Excerpts from a layout annotation set
........
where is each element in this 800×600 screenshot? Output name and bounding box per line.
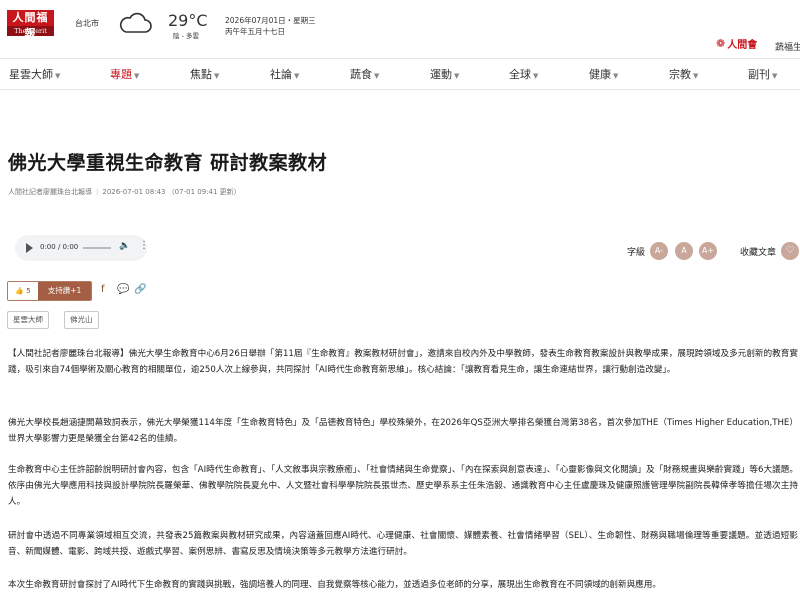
cloud-icon — [118, 12, 152, 38]
article-paragraph: 研討會中透過不同專業領域相互交流，共發表25篇教案與教材研究成果，內容涵蓋回應A… — [8, 531, 798, 557]
weather-description: 陰 - 多雲 — [173, 32, 199, 40]
article-paragraph: 生命教育中心主任許韶齡說明研討會內容，包含「AI時代生命教育」、「人文敘事與宗教… — [8, 465, 798, 507]
like-count: 👍 5 — [8, 282, 38, 300]
article-title: 佛光大學重視生命教育 研討教案教材 — [8, 152, 328, 174]
brand-label: 人間會 — [727, 40, 758, 51]
chevron-down-icon: ▼ — [693, 72, 699, 80]
nav-item-religion[interactable]: 宗教 ▼ — [669, 66, 698, 82]
like-button[interactable]: 👍 5 支持讚+1 — [7, 281, 92, 301]
tag-link[interactable]: 佛光山 — [64, 311, 99, 329]
chevron-down-icon: ▼ — [454, 72, 460, 80]
nav-item-master[interactable]: 星雲大師 ▼ — [9, 66, 60, 82]
nav-item-editorial[interactable]: 社論 ▼ — [270, 66, 299, 82]
nav-item-global[interactable]: 全球 ▼ — [509, 66, 538, 82]
article-paragraph: 【人間社記者廖麗珠台北報導】佛光大學生命教育中心6月26日舉辦「第11屆『生命教… — [8, 349, 798, 375]
more-options-icon[interactable]: ⋮ — [139, 240, 149, 251]
facebook-share-icon[interactable]: f — [101, 284, 105, 295]
audio-player[interactable]: 0:00 / 0:00 🔈 ⋮ — [15, 235, 149, 261]
site-header: 人間福報 The Merit Times 台北市 29°C 陰 - 多雲 202… — [0, 0, 800, 58]
chevron-down-icon: ▼ — [294, 72, 300, 80]
nav-item-label: 專題 — [110, 68, 132, 81]
meta-divider: | — [96, 188, 99, 196]
nav-item-label: 星雲大師 — [9, 68, 53, 81]
support-label: 支持讚+1 — [38, 282, 91, 300]
audio-time: 0:00 / 0:00 — [40, 243, 79, 251]
chevron-down-icon: ▼ — [374, 72, 380, 80]
nav-item-focus[interactable]: 焦點 ▼ — [190, 66, 219, 82]
weather-temperature: 29°C — [168, 11, 208, 30]
chevron-down-icon: ▼ — [772, 72, 778, 80]
nav-item-feature[interactable]: 專題 ▼ — [110, 66, 139, 82]
chevron-down-icon: ▼ — [214, 72, 220, 80]
font-decrease-button[interactable]: A- — [650, 242, 668, 260]
chevron-down-icon: ▼ — [613, 72, 619, 80]
line-share-icon[interactable]: 💬 — [117, 284, 129, 295]
nav-item-health[interactable]: 健康 ▼ — [589, 66, 618, 82]
nav-item-label: 全球 — [509, 68, 531, 81]
nav-item-label: 社論 — [270, 68, 292, 81]
nav-item-sports[interactable]: 運動 ▼ — [430, 66, 459, 82]
weather-city: 台北市 — [75, 19, 99, 28]
nav-item-supplement[interactable]: 副刊 ▼ — [748, 66, 777, 82]
brand-link-renjianhui[interactable]: ❁ 人間會 — [716, 36, 757, 51]
audio-progress-track[interactable] — [83, 247, 111, 249]
nav-item-label: 健康 — [589, 68, 611, 81]
article-paragraph: 本次生命教育研討會探討了AI時代下生命教育的實踐與挑戰，強調培養人的同理、自我覺… — [8, 580, 661, 590]
date-lunar: 丙午年五月十七日 — [225, 27, 285, 36]
nav-item-vegetarian[interactable]: 蔬食 ▼ — [350, 66, 379, 82]
font-size-label: 字級 — [627, 248, 646, 258]
brand-link-right[interactable]: 蔬福生 — [775, 40, 800, 53]
date-gregorian: 2026年07月01日・星期三 — [225, 16, 316, 25]
logo-sub-text: The Merit Times — [7, 26, 54, 45]
nav-item-label: 焦點 — [190, 68, 212, 81]
article-byline: 人間社記者廖麗珠台北報導 — [8, 188, 92, 196]
logo-main-text: 人間福報 — [7, 10, 54, 40]
tag-link[interactable]: 星雲大師 — [7, 311, 49, 329]
chevron-down-icon: ▼ — [55, 72, 61, 80]
article-paragraph: 佛光大學校長趙涵捷開幕致詞表示，佛光大學榮獲114年度「生命教育特色」及「品德教… — [8, 418, 798, 444]
main-nav: 星雲大師 ▼ 專題 ▼ 焦點 ▼ 社論 ▼ 蔬食 ▼ 運動 ▼ 全球 ▼ 健康 ▼ 宗教 ▼ 副刊… — [0, 58, 800, 90]
volume-icon[interactable]: 🔈 — [119, 241, 130, 251]
link-copy-icon[interactable]: 🔗 — [134, 284, 146, 295]
brand-icon: ❁ — [716, 37, 726, 50]
heart-icon[interactable]: ♡ — [781, 242, 799, 260]
thumbs-up-icon: 👍 — [15, 287, 24, 295]
nav-item-label: 宗教 — [669, 68, 691, 81]
chevron-down-icon: ▼ — [134, 72, 140, 80]
favorite-label: 收藏文章 — [740, 248, 777, 258]
like-count-value: 5 — [26, 287, 31, 295]
nav-item-label: 副刊 — [748, 68, 770, 81]
article-updated-time: （07-01 09:41 更新） — [167, 188, 241, 196]
site-logo[interactable]: 人間福報 The Merit Times — [7, 10, 54, 45]
play-icon[interactable] — [26, 243, 33, 253]
article-published-time: 2026-07-01 08:43 — [102, 188, 166, 196]
font-default-button[interactable]: A — [675, 242, 693, 260]
font-increase-button[interactable]: A+ — [699, 242, 717, 260]
nav-item-label: 蔬食 — [350, 68, 372, 81]
article-meta: 人間社記者廖麗珠台北報導 | 2026-07-01 08:43 （07-01 09:… — [8, 187, 241, 197]
nav-item-label: 運動 — [430, 68, 452, 81]
chevron-down-icon: ▼ — [533, 72, 539, 80]
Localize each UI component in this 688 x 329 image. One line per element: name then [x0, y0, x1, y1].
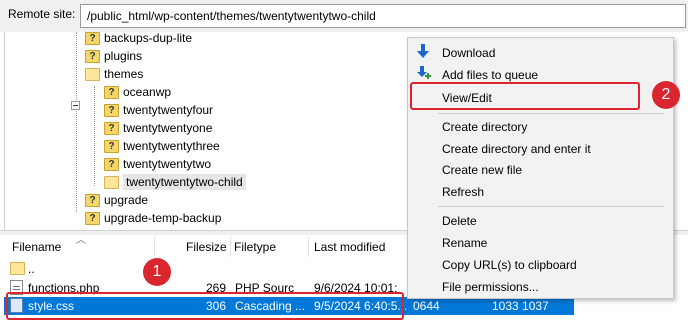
tree-item-upgrade[interactable]: ? upgrade — [85, 191, 148, 209]
column-divider[interactable] — [308, 237, 309, 257]
folder-question-icon: ? — [85, 211, 100, 225]
tree-item-label: twentytwentyfour — [123, 103, 214, 117]
tree-item-twentytwentyone[interactable]: ? twentytwentyone — [104, 119, 212, 137]
menu-item-rename[interactable]: Rename — [442, 236, 487, 254]
menu-item-download[interactable]: Download — [442, 46, 495, 64]
tree-item-themes[interactable]: themes — [85, 65, 143, 83]
menu-item-file-permissions[interactable]: File permissions... — [442, 280, 539, 298]
folder-question-icon: ? — [85, 49, 100, 63]
file-name: .. — [28, 262, 35, 276]
tree-item-label: plugins — [104, 49, 143, 63]
tree-item-label: backups-dup-lite — [104, 31, 193, 45]
tree-guide-line — [76, 32, 77, 212]
tree-item-label: themes — [104, 67, 144, 81]
file-permissions: 0644 — [413, 299, 440, 313]
view-edit-highlight-box — [410, 82, 640, 110]
menu-item-refresh[interactable]: Refresh — [442, 185, 484, 203]
step-1-badge: 1 — [143, 258, 171, 286]
column-divider[interactable] — [154, 237, 155, 257]
folder-icon — [104, 175, 119, 189]
folder-question-icon: ? — [104, 85, 119, 99]
tree-item-twentytwentytwo[interactable]: ? twentytwentytwo — [104, 155, 211, 173]
tree-item-twentytwentyfour[interactable]: ? twentytwentyfour — [104, 101, 213, 119]
tree-item-label: twentytwentythree — [123, 139, 220, 153]
tree-item-label: twentytwentytwo-child — [123, 174, 246, 190]
folder-question-icon: ? — [104, 103, 119, 117]
menu-item-create-directory[interactable]: Create directory — [442, 120, 527, 138]
sort-ascending-icon: ︿ — [76, 235, 86, 246]
menu-item-create-directory-enter[interactable]: Create directory and enter it — [442, 142, 591, 160]
remote-site-path-input[interactable]: /public_html/wp-content/themes/twentytwe… — [80, 4, 686, 28]
download-arrow-icon — [416, 43, 430, 62]
tree-item-label: twentytwentytwo — [123, 157, 212, 171]
step-2-badge: 2 — [652, 81, 680, 109]
menu-item-copy-urls[interactable]: Copy URL(s) to clipboard — [442, 258, 577, 276]
folder-icon — [85, 67, 100, 81]
file-owner-group: 1033 1037 — [492, 299, 549, 313]
tree-item-upgrade-temp-backup[interactable]: ? upgrade-temp-backup — [85, 209, 221, 227]
menu-separator — [438, 113, 664, 114]
folder-icon — [10, 262, 25, 275]
folder-question-icon: ? — [104, 121, 119, 135]
folder-question-icon: ? — [104, 157, 119, 171]
style-css-highlight-box — [6, 292, 404, 320]
tree-item-label: upgrade-temp-backup — [104, 211, 222, 225]
column-header-filename[interactable]: Filename — [12, 240, 61, 254]
column-divider[interactable] — [230, 237, 231, 257]
tree-guide-line — [94, 86, 95, 186]
menu-separator — [438, 206, 664, 207]
folder-question-icon: ? — [104, 139, 119, 153]
tree-item-backups-dup-lite[interactable]: ? backups-dup-lite — [85, 29, 192, 47]
tree-item-plugins[interactable]: ? plugins — [85, 47, 142, 65]
tree-item-label: oceanwp — [123, 85, 172, 99]
tree-item-oceanwp[interactable]: ? oceanwp — [104, 83, 171, 101]
folder-question-icon: ? — [85, 193, 100, 207]
column-header-filesize[interactable]: Filesize — [186, 240, 227, 254]
remote-site-bar: Remote site: /public_html/wp-content/the… — [0, 0, 688, 32]
column-header-filetype[interactable]: Filetype — [234, 240, 276, 254]
context-menu: Download Add files to queue View/Edit Cr… — [407, 37, 674, 299]
remote-site-label: Remote site: — [8, 7, 76, 21]
tree-item-twentytwentytwo-child[interactable]: twentytwentytwo-child — [104, 173, 246, 191]
tree-item-label: twentytwentyone — [123, 121, 213, 135]
folder-question-icon: ? — [85, 31, 100, 45]
column-header-last-modified[interactable]: Last modified — [314, 240, 385, 254]
menu-item-delete[interactable]: Delete — [442, 214, 477, 232]
tree-item-label: upgrade — [104, 193, 149, 207]
menu-item-create-new-file[interactable]: Create new file — [442, 163, 522, 181]
themes-collapse-toggle[interactable] — [71, 101, 80, 110]
tree-item-twentytwentythree[interactable]: ? twentytwentythree — [104, 137, 220, 155]
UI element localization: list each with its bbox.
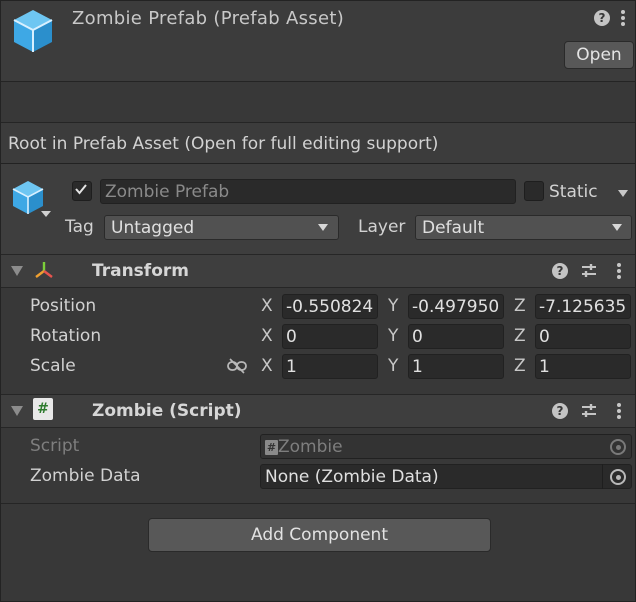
........
Repeat the lines from the one with "cloud-icon — [118, 12, 152, 38]" to the one with "article-title: 佛光大學重視生命教育 研討教案教材", switching every "article-paragraph" to "body-paragraph" and leaving everything else unchanged.

cloud-icon — [118, 12, 152, 38]
body-paragraph: 研討會中透過不同專業領域相互交流，共發表25篇教案與教材研究成果，內容涵蓋回應A… — [8, 531, 798, 557]
weather-description: 陰 - 多雲 — [173, 32, 199, 40]
body-paragraph: 生命教育中心主任許韶齡說明研討會內容，包含「AI時代生命教育」、「人文敘事與宗教… — [8, 465, 798, 507]
like-count: 👍 5 — [8, 282, 38, 300]
article-title: 佛光大學重視生命教育 研討教案教材 — [8, 152, 328, 174]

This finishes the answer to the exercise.